● Problem to solve:
Copy every line of the data that contains the string "Inspection".

Stored data:

┄┄┄┄┄┄

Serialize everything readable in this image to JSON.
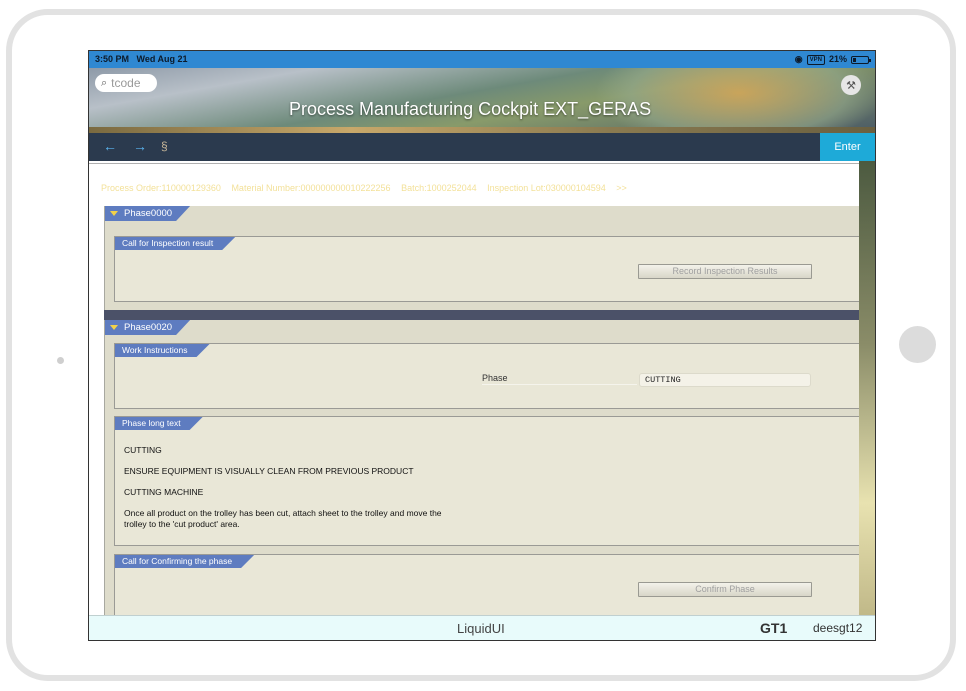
{
  "status_bar": {
    "time": "3:50 PM",
    "date": "Wed Aug 21",
    "wifi_icon": "wifi-icon",
    "vpn": "VPN",
    "battery": "21%"
  },
  "header": {
    "search_placeholder": "tcode",
    "title": "Process Manufacturing Cockpit EXT_GERAS",
    "tool_icon": "wrench-icon"
  },
  "toolbar": {
    "back_icon": "←",
    "forward_icon": "→",
    "scroll_icon": "§",
    "enter_label": "Enter"
  },
  "info": {
    "process_order": "Process Order:110000129360",
    "material_number": "Material Number:000000000010222256",
    "batch": "Batch:1000252044",
    "inspection_lot": "Inspection Lot:030000104594",
    "more": ">>"
  },
  "phases": [
    {
      "label": "Phase0000",
      "groups": [
        {
          "label": "Call for Inspection result",
          "button": "Record Inspection Results"
        }
      ]
    },
    {
      "label": "Phase0020",
      "groups": [
        {
          "label": "Work Instructions",
          "field_label": "Phase",
          "field_value": "CUTTING"
        },
        {
          "label": "Phase long text",
          "lines": [
            "CUTTING",
            "ENSURE EQUIPMENT IS VISUALLY CLEAN FROM PREVIOUS PRODUCT",
            "CUTTING MACHINE",
            "Once all product on the trolley has been cut, attach sheet to the trolley and move the",
            "trolley to the 'cut product' area."
          ]
        },
        {
          "label": "Call for Confirming the phase",
          "button": "Confirm Phase"
        }
      ]
    }
  ],
  "footer": {
    "brand": "LiquidUI",
    "system": "GT1",
    "user": "deesgt12"
  },
  "colors": {
    "status_bar": "#2f88d2",
    "toolbar": "#2b3a4e",
    "enter_button": "#1eaad8",
    "tab_blue": "#5e7cc0",
    "info_text": "#f3e19a",
    "separator": "#4b5168"
  }
}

┄┄┄┄┄┄

● Full output:
    "inspection_lot": "Inspection Lot:030000104594",
          "label": "Call for Inspection result",
          "button": "Record Inspection Results"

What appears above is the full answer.